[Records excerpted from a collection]
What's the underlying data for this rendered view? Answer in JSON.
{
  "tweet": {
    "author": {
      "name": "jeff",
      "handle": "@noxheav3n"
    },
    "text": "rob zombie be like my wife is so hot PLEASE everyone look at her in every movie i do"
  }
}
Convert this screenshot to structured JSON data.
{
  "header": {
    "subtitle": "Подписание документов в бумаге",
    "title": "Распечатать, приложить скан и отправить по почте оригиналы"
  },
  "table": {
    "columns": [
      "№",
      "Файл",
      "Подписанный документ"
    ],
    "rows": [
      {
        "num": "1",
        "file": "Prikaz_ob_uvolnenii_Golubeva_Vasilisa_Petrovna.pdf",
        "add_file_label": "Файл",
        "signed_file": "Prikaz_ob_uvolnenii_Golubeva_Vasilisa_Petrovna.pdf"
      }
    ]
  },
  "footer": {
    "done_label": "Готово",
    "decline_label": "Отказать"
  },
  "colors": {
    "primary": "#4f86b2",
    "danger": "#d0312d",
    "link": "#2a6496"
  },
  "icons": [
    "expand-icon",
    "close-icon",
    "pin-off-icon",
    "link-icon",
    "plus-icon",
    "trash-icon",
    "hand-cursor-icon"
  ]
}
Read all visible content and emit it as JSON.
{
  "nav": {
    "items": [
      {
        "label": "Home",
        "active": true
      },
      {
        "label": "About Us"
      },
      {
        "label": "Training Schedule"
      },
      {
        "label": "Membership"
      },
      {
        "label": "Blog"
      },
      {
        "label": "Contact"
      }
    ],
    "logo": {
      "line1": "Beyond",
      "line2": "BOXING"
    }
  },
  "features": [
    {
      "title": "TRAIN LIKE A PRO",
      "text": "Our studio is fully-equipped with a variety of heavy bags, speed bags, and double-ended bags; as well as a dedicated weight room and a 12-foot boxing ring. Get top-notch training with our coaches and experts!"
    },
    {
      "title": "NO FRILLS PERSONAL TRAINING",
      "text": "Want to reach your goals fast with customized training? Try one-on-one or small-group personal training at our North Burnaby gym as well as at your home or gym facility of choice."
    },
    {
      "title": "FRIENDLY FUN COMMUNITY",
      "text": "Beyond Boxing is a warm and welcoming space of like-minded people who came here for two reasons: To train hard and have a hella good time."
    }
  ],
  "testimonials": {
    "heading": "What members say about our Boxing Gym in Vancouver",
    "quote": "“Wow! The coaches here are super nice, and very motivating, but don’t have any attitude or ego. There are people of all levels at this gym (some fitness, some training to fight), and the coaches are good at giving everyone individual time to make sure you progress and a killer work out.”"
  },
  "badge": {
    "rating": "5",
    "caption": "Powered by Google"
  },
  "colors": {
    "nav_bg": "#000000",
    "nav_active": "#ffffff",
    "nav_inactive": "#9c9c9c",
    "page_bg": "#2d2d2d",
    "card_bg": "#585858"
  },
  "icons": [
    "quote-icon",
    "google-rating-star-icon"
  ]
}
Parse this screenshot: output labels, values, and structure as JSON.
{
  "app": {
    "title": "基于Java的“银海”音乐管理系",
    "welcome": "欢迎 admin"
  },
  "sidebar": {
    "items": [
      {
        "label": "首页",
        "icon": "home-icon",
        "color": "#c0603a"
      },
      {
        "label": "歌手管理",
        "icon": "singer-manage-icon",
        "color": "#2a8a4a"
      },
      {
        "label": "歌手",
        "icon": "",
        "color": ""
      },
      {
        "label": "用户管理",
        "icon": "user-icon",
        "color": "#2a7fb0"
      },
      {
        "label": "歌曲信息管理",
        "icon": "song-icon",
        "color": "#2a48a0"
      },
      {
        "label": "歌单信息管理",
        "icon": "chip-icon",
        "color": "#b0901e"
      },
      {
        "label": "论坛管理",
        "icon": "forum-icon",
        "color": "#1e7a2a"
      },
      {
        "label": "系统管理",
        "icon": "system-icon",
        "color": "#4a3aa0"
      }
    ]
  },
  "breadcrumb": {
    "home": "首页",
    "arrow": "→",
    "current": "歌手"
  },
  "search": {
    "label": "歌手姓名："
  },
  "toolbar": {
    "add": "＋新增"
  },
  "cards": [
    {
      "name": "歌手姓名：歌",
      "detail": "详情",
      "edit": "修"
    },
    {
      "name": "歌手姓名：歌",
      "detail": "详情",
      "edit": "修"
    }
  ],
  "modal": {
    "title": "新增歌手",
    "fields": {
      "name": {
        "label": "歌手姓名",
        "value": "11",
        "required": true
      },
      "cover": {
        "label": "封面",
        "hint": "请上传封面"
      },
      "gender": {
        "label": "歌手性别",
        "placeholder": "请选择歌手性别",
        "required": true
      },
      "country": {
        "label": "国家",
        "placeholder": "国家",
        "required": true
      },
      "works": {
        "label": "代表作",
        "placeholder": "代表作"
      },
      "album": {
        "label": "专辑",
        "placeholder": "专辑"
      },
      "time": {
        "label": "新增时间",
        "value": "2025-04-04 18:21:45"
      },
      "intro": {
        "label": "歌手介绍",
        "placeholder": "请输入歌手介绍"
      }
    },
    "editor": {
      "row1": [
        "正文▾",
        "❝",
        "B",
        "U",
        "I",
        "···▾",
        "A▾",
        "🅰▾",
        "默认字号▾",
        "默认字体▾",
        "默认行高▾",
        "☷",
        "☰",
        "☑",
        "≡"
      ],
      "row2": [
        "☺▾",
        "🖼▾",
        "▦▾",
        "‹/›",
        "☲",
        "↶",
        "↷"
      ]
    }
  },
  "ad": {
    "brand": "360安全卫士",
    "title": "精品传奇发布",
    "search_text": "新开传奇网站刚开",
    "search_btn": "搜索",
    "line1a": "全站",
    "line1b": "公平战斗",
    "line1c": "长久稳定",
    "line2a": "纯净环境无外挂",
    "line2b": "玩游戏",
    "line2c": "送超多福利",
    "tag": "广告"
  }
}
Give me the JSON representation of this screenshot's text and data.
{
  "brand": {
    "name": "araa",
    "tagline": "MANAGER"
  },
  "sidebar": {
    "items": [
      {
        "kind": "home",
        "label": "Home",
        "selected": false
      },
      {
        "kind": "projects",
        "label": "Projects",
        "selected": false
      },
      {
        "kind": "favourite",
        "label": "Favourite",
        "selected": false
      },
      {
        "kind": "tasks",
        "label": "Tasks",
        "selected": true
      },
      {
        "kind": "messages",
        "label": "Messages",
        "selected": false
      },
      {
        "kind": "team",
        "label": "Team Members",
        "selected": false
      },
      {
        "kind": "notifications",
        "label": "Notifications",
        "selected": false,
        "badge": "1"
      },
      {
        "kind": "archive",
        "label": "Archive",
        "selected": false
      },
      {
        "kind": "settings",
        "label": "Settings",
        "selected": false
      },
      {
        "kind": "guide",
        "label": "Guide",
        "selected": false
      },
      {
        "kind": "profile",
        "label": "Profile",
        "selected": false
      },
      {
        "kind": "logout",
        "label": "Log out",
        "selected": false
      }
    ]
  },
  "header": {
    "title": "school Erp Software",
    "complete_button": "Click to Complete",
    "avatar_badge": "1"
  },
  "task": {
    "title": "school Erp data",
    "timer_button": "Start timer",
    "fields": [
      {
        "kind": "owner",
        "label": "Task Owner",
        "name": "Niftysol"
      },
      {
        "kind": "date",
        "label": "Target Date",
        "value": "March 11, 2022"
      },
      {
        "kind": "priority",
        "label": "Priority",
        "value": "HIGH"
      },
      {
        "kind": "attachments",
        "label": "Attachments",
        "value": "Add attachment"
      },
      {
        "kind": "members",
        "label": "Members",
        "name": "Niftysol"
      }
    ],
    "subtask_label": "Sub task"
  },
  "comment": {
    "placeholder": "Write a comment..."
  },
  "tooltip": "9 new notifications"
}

*Required work*
Copy out the whole listing exactly; please set it all down.

*Solution*
What's the underlying data for this rendered view? Answer in JSON.
{
  "tweet": {
    "author": {
      "name": "jeff",
      "handle": "@noxheav3n"
    },
    "text": "rob zombie be like my wife is so hot PLEASE everyone look at her in every movie i do"
  }
}
Convert this screenshot to structured JSON data.
{
  "header": {
    "subtitle": "Подписание документов в бумаге",
    "title": "Распечатать, приложить скан и отправить по почте оригиналы"
  },
  "table": {
    "columns": [
      "№",
      "Файл",
      "Подписанный документ"
    ],
    "rows": [
      {
        "num": "1",
        "file": "Prikaz_ob_uvolnenii_Golubeva_Vasilisa_Petrovna.pdf",
        "add_file_label": "Файл",
        "signed_file": "Prikaz_ob_uvolnenii_Golubeva_Vasilisa_Petrovna.pdf"
      }
    ]
  },
  "footer": {
    "done_label": "Готово",
    "decline_label": "Отказать"
  },
  "colors": {
    "primary": "#4f86b2",
    "danger": "#d0312d",
    "link": "#2a6496"
  },
  "icons": [
    "expand-icon",
    "close-icon",
    "pin-off-icon",
    "link-icon",
    "plus-icon",
    "trash-icon",
    "hand-cursor-icon"
  ]
}
Read all visible content and emit it as JSON.
{
  "nav": {
    "items": [
      {
        "label": "Home",
        "active": true
      },
      {
        "label": "About Us"
      },
      {
        "label": "Training Schedule"
      },
      {
        "label": "Membership"
      },
      {
        "label": "Blog"
      },
      {
        "label": "Contact"
      }
    ],
    "logo": {
      "line1": "Beyond",
      "line2": "BOXING"
    }
  },
  "features": [
    {
      "title": "TRAIN LIKE A PRO",
      "text": "Our studio is fully-equipped with a variety of heavy bags, speed bags, and double-ended bags; as well as a dedicated weight room and a 12-foot boxing ring. Get top-notch training with our coaches and experts!"
    },
    {
      "title": "NO FRILLS PERSONAL TRAINING",
      "text": "Want to reach your goals fast with customized training? Try one-on-one or small-group personal training at our North Burnaby gym as well as at your home or gym facility of choice."
    },
    {
      "title": "FRIENDLY FUN COMMUNITY",
      "text": "Beyond Boxing is a warm and welcoming space of like-minded people who came here for two reasons: To train hard and have a hella good time."
    }
  ],
  "testimonials": {
    "heading": "What members say about our Boxing Gym in Vancouver",
    "quote": "“Wow! The coaches here are super nice, and very motivating, but don’t have any attitude or ego. There are people of all levels at this gym (some fitness, some training to fight), and the coaches are good at giving everyone individual time to make sure you progress and a killer work out.”"
  },
  "badge": {
    "rating": "5",
    "caption": "Powered by Google"
  },
  "colors": {
    "nav_bg": "#000000",
    "nav_active": "#ffffff",
    "nav_inactive": "#9c9c9c",
    "page_bg": "#2d2d2d",
    "card_bg": "#585858"
  },
  "icons": [
    "quote-icon",
    "google-rating-star-icon"
  ]
}
Parse this screenshot: output labels, values, and structure as JSON.
{
  "app": {
    "title": "基于Java的“银海”音乐管理系",
    "welcome": "欢迎 admin"
  },
  "sidebar": {
    "items": [
      {
        "label": "首页",
        "icon": "home-icon",
        "color": "#c0603a"
      },
      {
        "label": "歌手管理",
        "icon": "singer-manage-icon",
        "color": "#2a8a4a"
      },
      {
        "label": "歌手",
        "icon": "",
        "color": ""
      },
      {
        "label": "用户管理",
        "icon": "user-icon",
        "color": "#2a7fb0"
      },
      {
        "label": "歌曲信息管理",
        "icon": "song-icon",
        "color": "#2a48a0"
      },
      {
        "label": "歌单信息管理",
        "icon": "chip-icon",
        "color": "#b0901e"
      },
      {
        "label": "论坛管理",
        "icon": "forum-icon",
        "color": "#1e7a2a"
      },
      {
        "label": "系统管理",
        "icon": "system-icon",
        "color": "#4a3aa0"
      }
    ]
  },
  "breadcrumb": {
    "home": "首页",
    "arrow": "→",
    "current": "歌手"
  },
  "search": {
    "label": "歌手姓名："
  },
  "toolbar": {
    "add": "＋新增"
  },
  "cards": [
    {
      "name": "歌手姓名：歌",
      "detail": "详情",
      "edit": "修"
    },
    {
      "name": "歌手姓名：歌",
      "detail": "详情",
      "edit": "修"
    }
  ],
  "modal": {
    "title": "新增歌手",
    "fields": {
      "name": {
        "label": "歌手姓名",
        "value": "11",
        "required": true
      },
      "cover": {
        "label": "封面",
        "hint": "请上传封面"
      },
      "gender": {
        "label": "歌手性别",
        "placeholder": "请选择歌手性别",
        "required": true
      },
      "country": {
        "label": "国家",
        "placeholder": "国家",
        "required": true
      },
      "works": {
        "label": "代表作",
        "placeholder": "代表作"
      },
      "album": {
        "label": "专辑",
        "placeholder": "专辑"
      },
      "time": {
        "label": "新增时间",
        "value": "2025-04-04 18:21:45"
      },
      "intro": {
        "label": "歌手介绍",
        "placeholder": "请输入歌手介绍"
      }
    },
    "editor": {
      "row1": [
        "正文▾",
        "❝",
        "B",
        "U",
        "I",
        "···▾",
        "A▾",
        "🅰▾",
        "默认字号▾",
        "默认字体▾",
        "默认行高▾",
        "☷",
        "☰",
        "☑",
        "≡"
      ],
      "row2": [
        "☺▾",
        "🖼▾",
        "▦▾",
        "‹/›",
        "☲",
        "↶",
        "↷"
      ]
    }
  },
  "ad": {
    "brand": "360安全卫士",
    "title": "精品传奇发布",
    "search_text": "新开传奇网站刚开",
    "search_btn": "搜索",
    "line1a": "全站",
    "line1b": "公平战斗",
    "line1c": "长久稳定",
    "line2a": "纯净环境无外挂",
    "line2b": "玩游戏",
    "line2c": "送超多福利",
    "tag": "广告"
  }
}
Give me the JSON representation of this screenshot's text and data.
{
  "brand": {
    "name": "araa",
    "tagline": "MANAGER"
  },
  "sidebar": {
    "items": [
      {
        "kind": "home",
        "label": "Home",
        "selected": false
      },
      {
        "kind": "projects",
        "label": "Projects",
        "selected": false
      },
      {
        "kind": "favourite",
        "label": "Favourite",
        "selected": false
      },
      {
        "kind": "tasks",
        "label": "Tasks",
        "selected": true
      },
      {
        "kind": "messages",
        "label": "Messages",
        "selected": false
      },
      {
        "kind": "team",
        "label": "Team Members",
        "selected": false
      },
      {
        "kind": "notifications",
        "label": "Notifications",
        "selected": false,
        "badge": "1"
      },
      {
        "kind": "archive",
        "label": "Archive",
        "selected": false
      },
      {
        "kind": "settings",
        "label": "Settings",
        "selected": false
      },
      {
        "kind": "guide",
        "label": "Guide",
        "selected": false
      },
      {
        "kind": "profile",
        "label": "Profile",
        "selected": false
      },
      {
        "kind": "logout",
        "label": "Log out",
        "selected": false
      }
    ]
  },
  "header": {
    "title": "school Erp Software",
    "complete_button": "Click to Complete",
    "avatar_badge": "1"
  },
  "task": {
    "title": "school Erp data",
    "timer_button": "Start timer",
    "fields": [
      {
        "kind": "owner",
        "label": "Task Owner",
        "name": "Niftysol"
      },
      {
        "kind": "date",
        "label": "Target Date",
        "value": "March 11, 2022"
      },
      {
        "kind": "priority",
        "label": "Priority",
        "value": "HIGH"
      },
      {
        "kind": "attachments",
        "label": "Attachments",
        "value": "Add attachment"
      },
      {
        "kind": "members",
        "label": "Members",
        "name": "Niftysol"
      }
    ],
    "subtask_label": "Sub task"
  },
  "comment": {
    "placeholder": "Write a comment..."
  },
  "tooltip": "9 new notifications"
}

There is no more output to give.